# [Prompt]
Check each line of the records below for the word "Glossymeter" and copy those where it appears.

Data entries
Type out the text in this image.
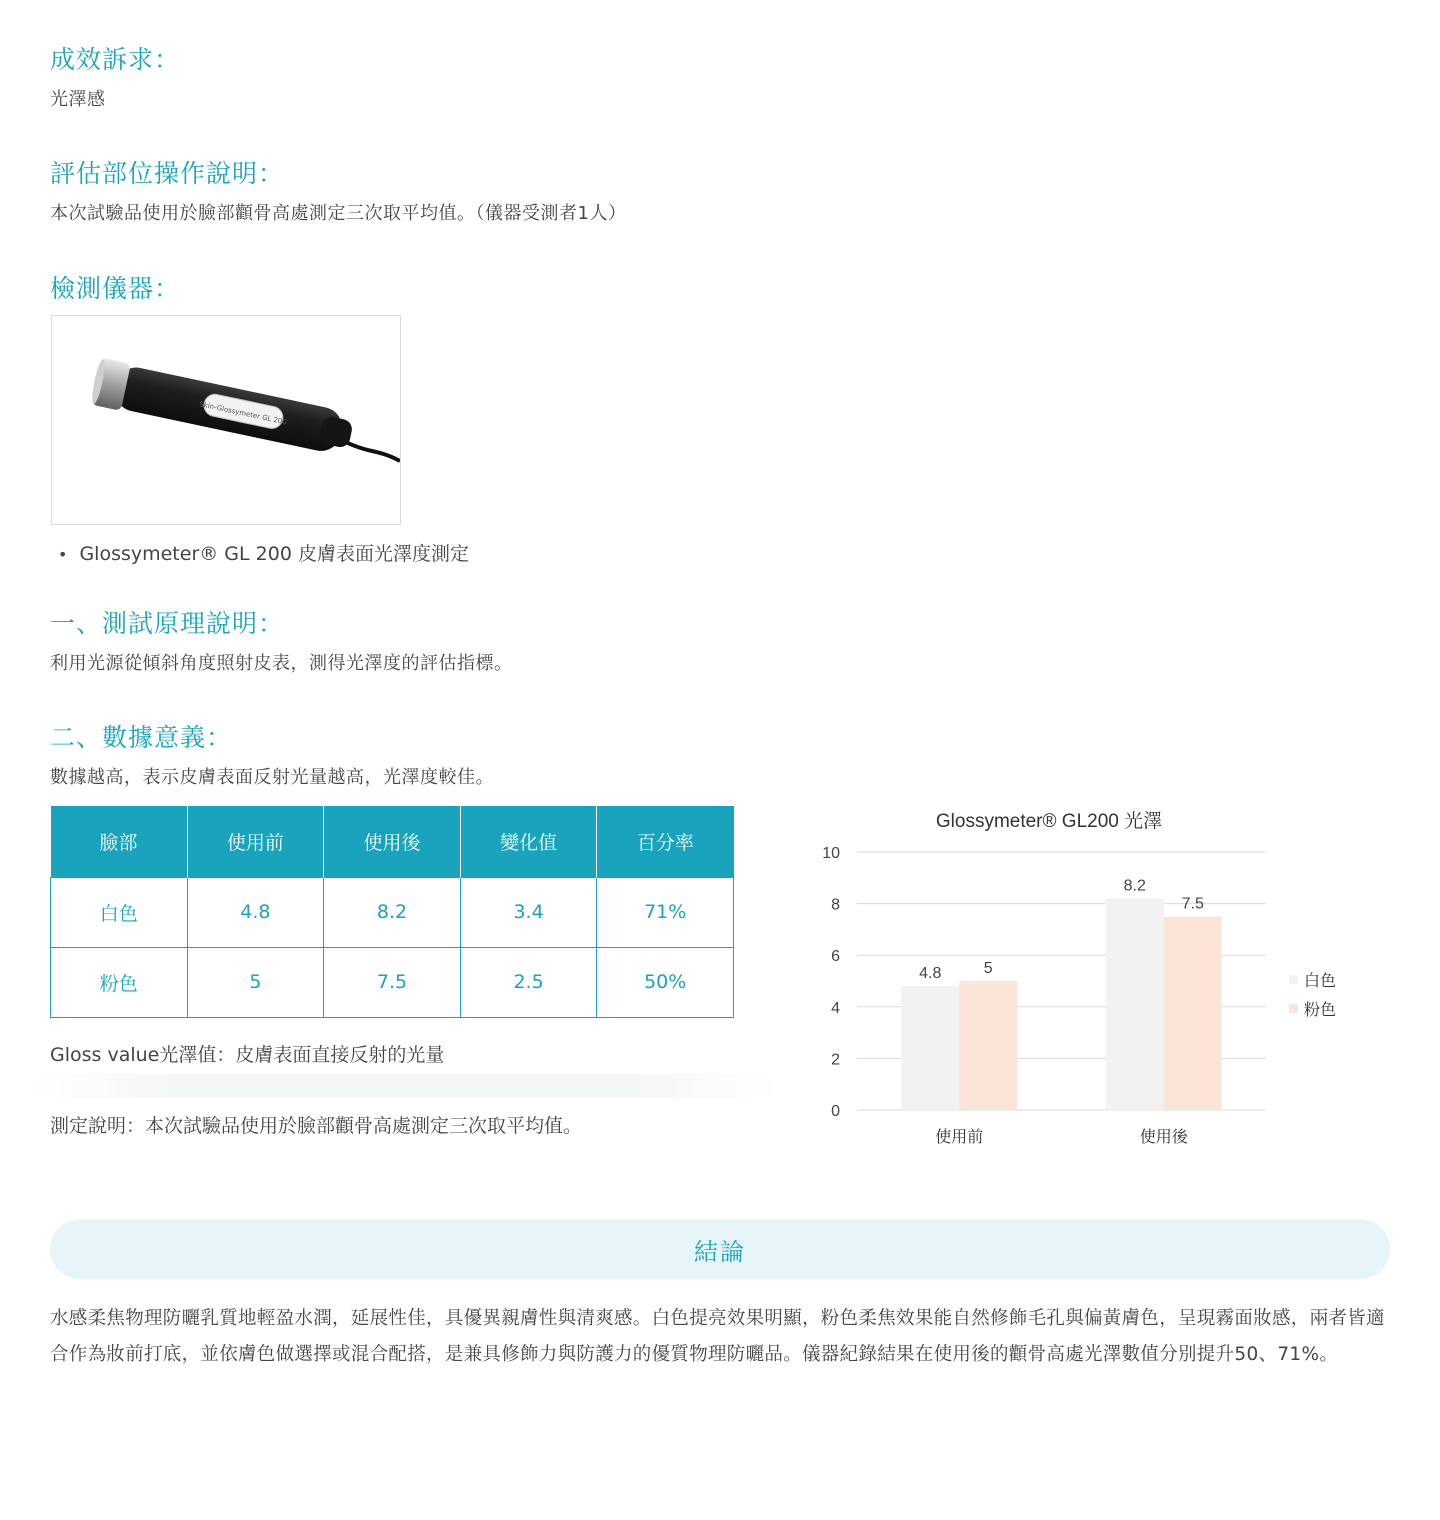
成效訴求：
光澤感
評估部位操作說明：
本次試驗品使用於臉部顴骨高處測定三次取平均值。（儀器受測者1人）
檢測儀器：
Skin-Glossymeter GL 200
• Glossymeter® GL 200 皮膚表面光澤度測定
一、測試原理說明：
利用光源從傾斜角度照射皮表，測得光澤度的評估指標。
二、數據意義：
數據越高，表示皮膚表面反射光量越高，光澤度較佳。
臉部	使用前	使用後	變化值	百分率
白色	4.8	8.2	3.4	71%
粉色	5	7.5	2.5	50%
Glossymeter® GL200 光澤
0
2
4
6
8
10
4.8	5
8.2
7.5
使用前	使用後
白色
粉色
Gloss value光澤值：皮膚表面直接反射的光量
測定說明：本次試驗品使用於臉部顴骨高處測定三次取平均值。
結論
水感柔焦物理防曬乳質地輕盈水潤，延展性佳，具優異親膚性與清爽感。白色提亮效果明顯，粉色柔焦效果能自然修飾毛孔與偏黃膚色，呈現霧面妝感，兩者皆適合作為妝前打底，並依膚色做選擇或混合配搭，是兼具修飾力與防護力的優質物理防曬品。儀器紀錄結果在使用後的顴骨高處光澤數值分別提升50、71%。
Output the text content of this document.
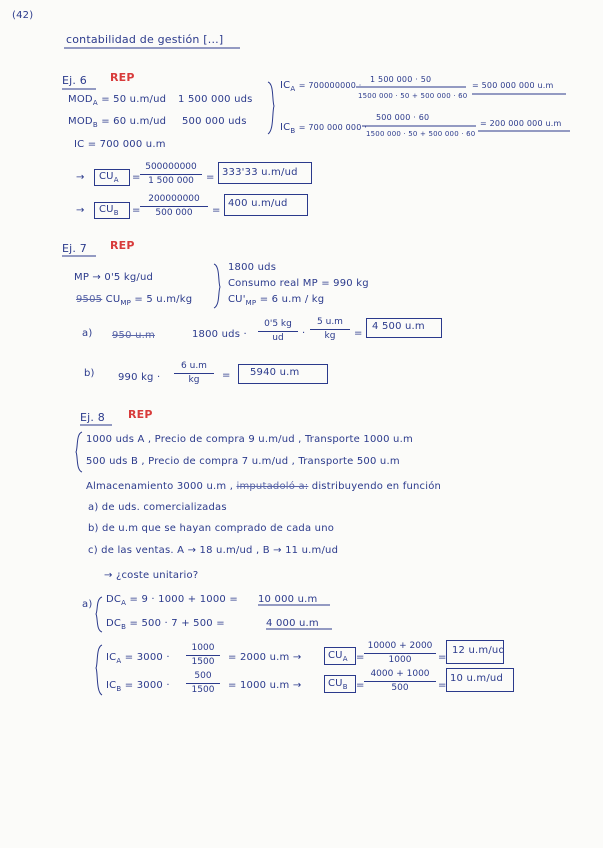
(42)
contabilidad de gestión [...]
Ej. 6 REP
$MOD_A = 50$ u.m/ud 1 500 000 uds
$MOD_B = 60$ u.m/ud 500 000 uds
IC = 700 000 u.m
$IC_A = 700000000$ ·
1 500 000 · 50
1500 000 · 50 + 500 000 · 60
= 500 000 000 u.m
$IC_B = 700$ 000 000 ·
500 000 · 60
1500 000 · 50 + 500 000 · 60
= 200 000 000 u.m
→ $CU_A = \frac{500000000}{1 500 000} = 333'33$ u.m/ud
→ $CU_B = \frac{200000000}{500 000}$ =
400 u.m/ud
Ej. 7 REP
MP → 0'5 kg/ud
9505 $CU_{MP} = 5$ u.m/kg
1800 uds
Consumo real MP = 990 kg
$CU'_{MP} = 6$ u.m / kg
a) 950 u.m	1800 uds · $\frac{0'5 kg}{ud} \cdot \frac{5 u.m}{kg}$ =
4 500 u.m
b) 990 kg · $\frac{6 u.m}{kg} = 5940$ u.m
Ej. 8 REP
1000 uds A , Precio de compra 9 u.m/ud , Transporte 1000 u.m
500 uds B , Precio de compra 7 u.m/ud , Transporte 500 u.m
Almacenamiento 3000 u.m , imputadoló a: distribuyendo en función
a) de uds. comercializadas
b) de u.m que se hayan comprado de cada uno
c) de las ventas. A → 18 u.m/ud , B → 11 u.m/ud
→ ¿coste unitario?
a) $DC_A = 9 \cdot 1000 + 1000 = 10$ 000 u.m
$DC_B = 500 \cdot 7 + 500$ =	4 000 u.m
$IC_A = 3000 \cdot \frac{1000}{1500} = 2000$ u.m →	$CU_A = \frac{10000 + 2000}{1000}$ =
12 u.m/ud
$IC_B = 3000 \cdot \frac{500}{1500} = 1000$ u.m →	$CU_B = \frac{4000 + 1000}{500}$ =
10 u.m/ud
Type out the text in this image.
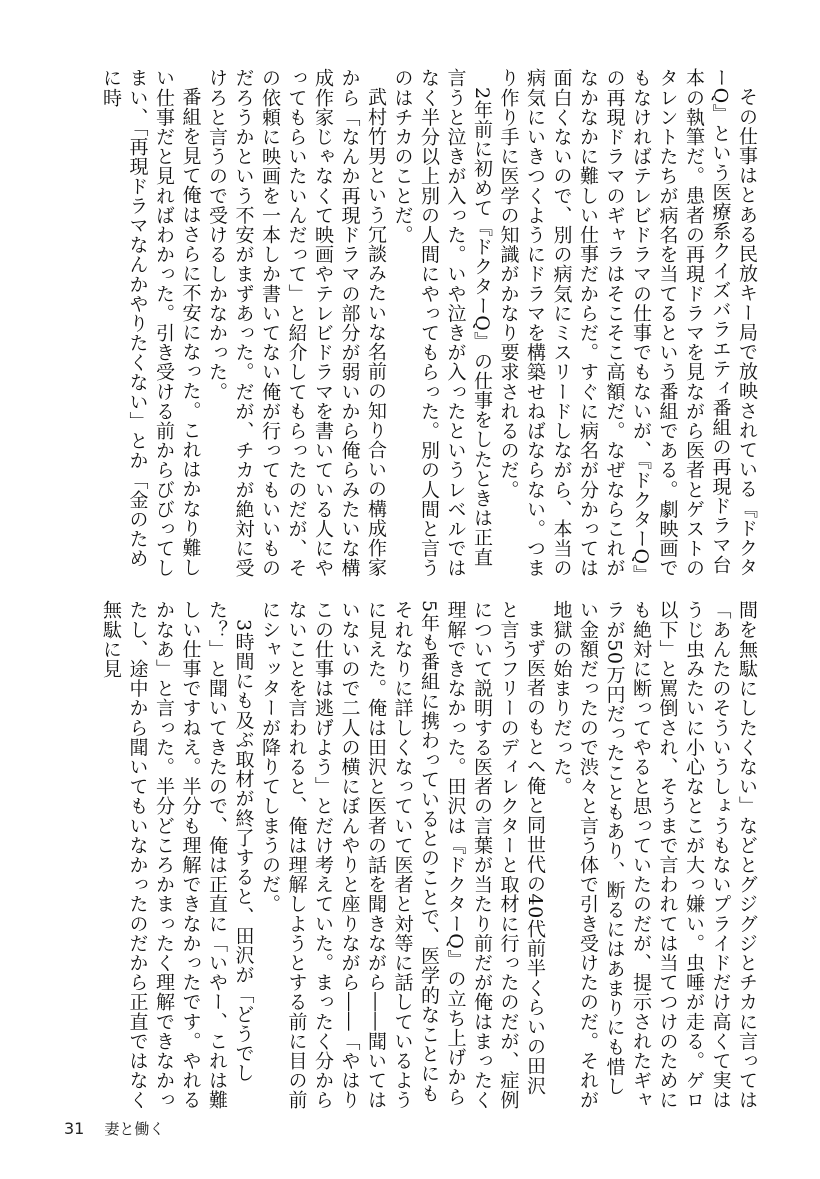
その仕事はとある民放キー局で放映されている『ドクターQ』という医療系クイズバラエティ番組の再現ドラマ台本の執筆だ。患者の再現ドラマを見ながら医者とゲストのタレントたちが病名を当てるという番組である。劇映画でもなければテレビドラマの仕事でもないが、『ドクターQ』の再現ドラマのギャラはそこそこ高額だ。なぜならこれがなかなかに難しい仕事だからだ。すぐに病名が分かっては面白くないので、別の病気にミスリードしながら、本当の病気にいきつくようにドラマを構築せねばならない。つまり作り手に医学の知識がかなり要求されるのだ。

2年前に初めて『ドクターQ』の仕事をしたときは正直言うと泣きが入った。いや泣きが入ったというレベルではなく半分以上別の人間にやってもらった。別の人間と言うのはチカのことだ。

武村竹男という冗談みたいな名前の知り合いの構成作家から「なんか再現ドラマの部分が弱いから俺らみたいな構成作家じゃなくて映画やテレビドラマを書いている人にやってもらいたいんだって」と紹介してもらったのだが、その依頼に映画を一本しか書いてない俺が行ってもいいものだろうかという不安がまずあった。だが、チカが絶対に受けろと言うので受けるしかなかった。

番組を見て俺はさらに不安になった。これはかなり難しい仕事だと見ればわかった。引き受ける前からびびってしまい、「再現ドラマなんかやりたくない」とか「金のために時

間を無駄にしたくない」などとグジグジとチカに言っては「あんたのそういうしょうもないプライドだけ高くて実はうじ虫みたいに小心なとこが大っ嫌い。虫唾が走る。ゲロ以下」と罵倒され、そうまで言われては当てつけのためにも絶対に断ってやると思っていたのだが、提示されたギャラが50万円だったこともあり、断るにはあまりにも惜しい金額だったので渋々と言う体で引き受けたのだ。それが地獄の始まりだった。

まず医者のもとへ俺と同世代の40代前半くらいの田沢と言うフリーのディレクターと取材に行ったのだが、症例について説明する医者の言葉が当たり前だが俺はまったく理解できなかった。田沢は『ドクターQ』の立ち上げから5年も番組に携わっているとのことで、医学的なことにもそれなりに詳しくなっていて医者と対等に話しているように見えた。俺は田沢と医者の話を聞きながら――聞いてはいないので二人の横にぼんやりと座りながら――「やはりこの仕事は逃げよう」とだけ考えていた。まったく分からないことを言われると、俺は理解しようとする前に目の前にシャッターが降りてしまうのだ。

3時間にも及ぶ取材が終了すると、田沢が「どうでした？」と聞いてきたので、俺は正直に「いやー、これは難しい仕事ですねえ。半分も理解できなかったです。やれるかなあ」と言った。半分どころかまったく理解できなかったし、途中から聞いてもいなかったのだから正直ではなく無駄に見

31 妻と働く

# [Answer to the task]
Skin-Glossymeter GL 200
• Glossymeter® GL 200 皮膚表面光澤度測定
Glossymeter® GL200 光澤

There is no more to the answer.